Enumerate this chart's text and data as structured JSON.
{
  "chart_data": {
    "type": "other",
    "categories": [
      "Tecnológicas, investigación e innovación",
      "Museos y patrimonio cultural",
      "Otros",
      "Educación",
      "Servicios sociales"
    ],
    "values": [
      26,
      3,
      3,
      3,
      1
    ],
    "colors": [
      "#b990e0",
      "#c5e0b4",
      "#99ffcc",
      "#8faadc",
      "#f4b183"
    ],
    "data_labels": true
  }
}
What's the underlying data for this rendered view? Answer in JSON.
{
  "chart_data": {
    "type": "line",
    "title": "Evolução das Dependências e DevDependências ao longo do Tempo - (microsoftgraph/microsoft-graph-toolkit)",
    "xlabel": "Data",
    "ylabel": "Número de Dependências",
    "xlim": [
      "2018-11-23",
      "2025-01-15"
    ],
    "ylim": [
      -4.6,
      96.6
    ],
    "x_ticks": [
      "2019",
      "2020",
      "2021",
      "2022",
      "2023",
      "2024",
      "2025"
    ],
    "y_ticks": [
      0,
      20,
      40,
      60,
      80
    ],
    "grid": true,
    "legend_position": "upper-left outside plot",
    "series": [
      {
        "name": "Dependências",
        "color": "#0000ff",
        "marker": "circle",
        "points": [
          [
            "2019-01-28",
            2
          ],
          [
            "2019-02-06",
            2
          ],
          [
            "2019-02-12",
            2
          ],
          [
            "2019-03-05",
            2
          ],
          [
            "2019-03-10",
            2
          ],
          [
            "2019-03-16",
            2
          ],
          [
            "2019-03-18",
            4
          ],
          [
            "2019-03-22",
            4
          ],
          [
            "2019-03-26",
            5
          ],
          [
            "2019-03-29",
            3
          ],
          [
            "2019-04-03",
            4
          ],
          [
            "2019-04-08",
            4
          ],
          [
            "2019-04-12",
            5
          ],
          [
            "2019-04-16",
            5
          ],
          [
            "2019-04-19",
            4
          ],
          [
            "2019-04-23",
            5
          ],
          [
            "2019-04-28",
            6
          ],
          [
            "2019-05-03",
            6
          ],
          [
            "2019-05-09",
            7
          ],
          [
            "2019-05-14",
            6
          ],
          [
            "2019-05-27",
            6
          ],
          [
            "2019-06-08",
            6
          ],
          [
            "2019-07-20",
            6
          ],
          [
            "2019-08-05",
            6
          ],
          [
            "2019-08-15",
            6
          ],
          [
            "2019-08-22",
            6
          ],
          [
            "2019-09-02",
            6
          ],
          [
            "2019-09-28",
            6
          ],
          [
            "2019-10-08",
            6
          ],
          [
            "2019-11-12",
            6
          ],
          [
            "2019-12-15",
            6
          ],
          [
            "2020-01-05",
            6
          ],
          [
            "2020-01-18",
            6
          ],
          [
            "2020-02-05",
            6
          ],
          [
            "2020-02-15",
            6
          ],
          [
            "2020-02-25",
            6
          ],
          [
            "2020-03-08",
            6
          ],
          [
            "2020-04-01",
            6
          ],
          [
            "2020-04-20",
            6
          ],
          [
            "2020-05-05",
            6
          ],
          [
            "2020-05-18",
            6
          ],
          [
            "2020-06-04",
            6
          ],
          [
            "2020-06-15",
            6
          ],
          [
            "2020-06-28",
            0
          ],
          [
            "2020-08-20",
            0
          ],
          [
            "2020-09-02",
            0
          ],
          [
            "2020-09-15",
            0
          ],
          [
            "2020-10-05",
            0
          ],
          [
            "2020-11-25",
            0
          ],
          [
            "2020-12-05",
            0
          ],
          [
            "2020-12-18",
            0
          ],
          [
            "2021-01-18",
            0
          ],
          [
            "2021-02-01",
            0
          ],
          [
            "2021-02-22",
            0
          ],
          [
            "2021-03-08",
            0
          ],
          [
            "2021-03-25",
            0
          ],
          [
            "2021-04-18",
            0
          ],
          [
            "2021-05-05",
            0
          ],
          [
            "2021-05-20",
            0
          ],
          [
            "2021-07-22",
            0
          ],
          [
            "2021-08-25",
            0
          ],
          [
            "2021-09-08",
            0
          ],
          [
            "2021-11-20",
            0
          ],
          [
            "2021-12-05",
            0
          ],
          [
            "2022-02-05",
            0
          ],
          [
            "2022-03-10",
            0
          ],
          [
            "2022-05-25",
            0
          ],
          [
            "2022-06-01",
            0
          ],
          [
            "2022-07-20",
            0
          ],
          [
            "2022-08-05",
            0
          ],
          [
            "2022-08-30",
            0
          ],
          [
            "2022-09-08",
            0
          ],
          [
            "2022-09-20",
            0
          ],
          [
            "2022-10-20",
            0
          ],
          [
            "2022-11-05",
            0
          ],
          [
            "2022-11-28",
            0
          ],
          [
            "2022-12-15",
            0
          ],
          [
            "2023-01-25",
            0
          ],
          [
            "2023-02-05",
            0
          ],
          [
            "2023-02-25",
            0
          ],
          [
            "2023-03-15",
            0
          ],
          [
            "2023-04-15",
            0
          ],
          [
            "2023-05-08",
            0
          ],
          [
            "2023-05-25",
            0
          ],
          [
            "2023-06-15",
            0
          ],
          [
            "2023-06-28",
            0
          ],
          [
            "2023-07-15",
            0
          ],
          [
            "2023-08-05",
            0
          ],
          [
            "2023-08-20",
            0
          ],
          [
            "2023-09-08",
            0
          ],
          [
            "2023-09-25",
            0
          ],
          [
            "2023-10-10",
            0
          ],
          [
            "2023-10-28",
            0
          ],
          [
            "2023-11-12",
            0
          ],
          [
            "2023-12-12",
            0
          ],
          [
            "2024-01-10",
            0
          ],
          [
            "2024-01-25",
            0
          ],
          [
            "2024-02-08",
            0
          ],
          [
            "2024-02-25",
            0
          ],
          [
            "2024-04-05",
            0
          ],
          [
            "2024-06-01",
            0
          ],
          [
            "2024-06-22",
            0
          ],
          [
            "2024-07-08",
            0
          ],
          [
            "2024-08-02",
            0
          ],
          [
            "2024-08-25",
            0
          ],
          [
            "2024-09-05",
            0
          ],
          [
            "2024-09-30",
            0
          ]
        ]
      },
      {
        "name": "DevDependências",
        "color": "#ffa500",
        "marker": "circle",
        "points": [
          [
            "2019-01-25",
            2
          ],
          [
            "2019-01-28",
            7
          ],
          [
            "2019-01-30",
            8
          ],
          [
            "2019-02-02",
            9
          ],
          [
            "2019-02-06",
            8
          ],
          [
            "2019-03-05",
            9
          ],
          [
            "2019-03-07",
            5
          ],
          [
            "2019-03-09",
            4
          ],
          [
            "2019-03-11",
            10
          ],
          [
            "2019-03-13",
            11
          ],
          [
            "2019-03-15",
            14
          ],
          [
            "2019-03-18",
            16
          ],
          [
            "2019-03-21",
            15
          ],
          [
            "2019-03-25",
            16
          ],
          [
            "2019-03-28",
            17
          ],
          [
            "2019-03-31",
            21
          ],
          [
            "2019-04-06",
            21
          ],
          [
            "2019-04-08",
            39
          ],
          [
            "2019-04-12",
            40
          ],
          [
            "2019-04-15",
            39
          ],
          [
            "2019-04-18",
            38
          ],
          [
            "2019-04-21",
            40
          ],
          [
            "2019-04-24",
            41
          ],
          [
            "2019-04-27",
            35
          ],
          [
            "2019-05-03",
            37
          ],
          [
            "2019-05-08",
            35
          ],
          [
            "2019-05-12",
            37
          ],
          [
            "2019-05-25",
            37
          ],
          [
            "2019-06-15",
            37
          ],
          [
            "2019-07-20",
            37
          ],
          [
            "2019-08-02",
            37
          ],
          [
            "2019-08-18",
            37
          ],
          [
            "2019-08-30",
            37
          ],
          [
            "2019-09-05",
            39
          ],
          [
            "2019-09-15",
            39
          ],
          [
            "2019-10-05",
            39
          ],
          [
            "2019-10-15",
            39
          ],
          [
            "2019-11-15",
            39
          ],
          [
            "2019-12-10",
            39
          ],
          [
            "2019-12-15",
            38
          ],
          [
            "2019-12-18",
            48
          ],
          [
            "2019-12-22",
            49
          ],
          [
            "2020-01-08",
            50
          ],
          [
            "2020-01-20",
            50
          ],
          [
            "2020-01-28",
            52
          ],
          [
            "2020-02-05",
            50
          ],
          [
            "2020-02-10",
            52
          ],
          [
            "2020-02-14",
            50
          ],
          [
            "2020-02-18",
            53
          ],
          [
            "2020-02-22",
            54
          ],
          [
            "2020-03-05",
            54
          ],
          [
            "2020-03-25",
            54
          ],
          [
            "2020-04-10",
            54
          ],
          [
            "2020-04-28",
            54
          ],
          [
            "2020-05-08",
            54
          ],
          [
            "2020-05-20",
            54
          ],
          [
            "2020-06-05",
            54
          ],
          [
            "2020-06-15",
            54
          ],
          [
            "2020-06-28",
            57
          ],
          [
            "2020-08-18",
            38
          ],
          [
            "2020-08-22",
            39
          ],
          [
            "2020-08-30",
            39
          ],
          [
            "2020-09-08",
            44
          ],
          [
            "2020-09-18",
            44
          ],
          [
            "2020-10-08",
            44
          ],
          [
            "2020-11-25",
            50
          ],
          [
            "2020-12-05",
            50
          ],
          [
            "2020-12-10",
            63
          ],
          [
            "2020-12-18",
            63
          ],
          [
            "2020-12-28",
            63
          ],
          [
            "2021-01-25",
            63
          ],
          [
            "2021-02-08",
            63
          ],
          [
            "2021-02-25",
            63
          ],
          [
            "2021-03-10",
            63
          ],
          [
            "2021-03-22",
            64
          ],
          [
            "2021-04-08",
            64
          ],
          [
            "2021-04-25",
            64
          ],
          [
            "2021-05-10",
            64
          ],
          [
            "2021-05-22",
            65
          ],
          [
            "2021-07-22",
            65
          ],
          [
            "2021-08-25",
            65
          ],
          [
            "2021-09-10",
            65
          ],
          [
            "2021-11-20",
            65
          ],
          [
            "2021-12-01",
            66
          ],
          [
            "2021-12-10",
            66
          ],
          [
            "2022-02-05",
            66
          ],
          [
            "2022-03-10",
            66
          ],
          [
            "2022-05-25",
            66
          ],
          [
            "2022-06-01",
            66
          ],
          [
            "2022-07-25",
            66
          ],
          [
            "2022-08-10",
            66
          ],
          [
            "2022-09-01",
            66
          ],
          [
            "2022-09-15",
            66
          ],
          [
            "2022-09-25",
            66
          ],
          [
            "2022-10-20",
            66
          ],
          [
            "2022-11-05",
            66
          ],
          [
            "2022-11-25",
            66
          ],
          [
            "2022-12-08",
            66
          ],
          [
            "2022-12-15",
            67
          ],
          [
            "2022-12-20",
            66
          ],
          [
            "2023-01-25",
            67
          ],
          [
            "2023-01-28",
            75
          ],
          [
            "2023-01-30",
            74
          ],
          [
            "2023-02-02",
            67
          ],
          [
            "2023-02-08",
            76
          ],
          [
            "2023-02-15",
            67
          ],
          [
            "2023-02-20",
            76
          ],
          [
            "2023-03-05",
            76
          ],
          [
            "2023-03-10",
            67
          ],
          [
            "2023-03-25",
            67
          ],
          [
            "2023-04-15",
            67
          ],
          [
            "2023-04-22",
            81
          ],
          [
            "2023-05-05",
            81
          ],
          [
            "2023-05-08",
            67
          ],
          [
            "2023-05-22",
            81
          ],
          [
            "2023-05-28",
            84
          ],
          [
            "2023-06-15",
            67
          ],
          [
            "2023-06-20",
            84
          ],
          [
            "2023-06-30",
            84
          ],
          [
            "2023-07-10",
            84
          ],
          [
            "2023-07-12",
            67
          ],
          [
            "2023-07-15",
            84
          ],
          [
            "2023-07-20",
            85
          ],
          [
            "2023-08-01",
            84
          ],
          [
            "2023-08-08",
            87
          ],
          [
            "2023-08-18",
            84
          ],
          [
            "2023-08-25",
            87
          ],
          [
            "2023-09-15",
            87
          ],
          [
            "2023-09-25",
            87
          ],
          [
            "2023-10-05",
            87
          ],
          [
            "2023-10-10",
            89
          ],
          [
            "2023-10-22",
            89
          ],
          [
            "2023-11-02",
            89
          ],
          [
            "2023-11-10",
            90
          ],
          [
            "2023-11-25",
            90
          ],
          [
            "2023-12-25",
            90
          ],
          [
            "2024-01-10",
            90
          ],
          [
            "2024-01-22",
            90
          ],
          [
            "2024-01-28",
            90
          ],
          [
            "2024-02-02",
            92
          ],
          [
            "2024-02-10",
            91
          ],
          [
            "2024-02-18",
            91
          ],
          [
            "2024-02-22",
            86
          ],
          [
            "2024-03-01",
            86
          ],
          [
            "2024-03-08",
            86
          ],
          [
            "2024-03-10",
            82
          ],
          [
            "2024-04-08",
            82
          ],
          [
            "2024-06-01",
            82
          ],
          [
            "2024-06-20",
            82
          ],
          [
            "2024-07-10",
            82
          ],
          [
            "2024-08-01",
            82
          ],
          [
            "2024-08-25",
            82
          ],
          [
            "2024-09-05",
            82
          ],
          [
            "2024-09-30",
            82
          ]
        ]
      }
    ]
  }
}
※
* _Objective_:
Which lines hold the word "JSON"? Copy all of them.

* _Answer to this task_:
Enumerate this chart's text and data as structured JSON.
What's the underlying data for this rendered view? Answer in JSON.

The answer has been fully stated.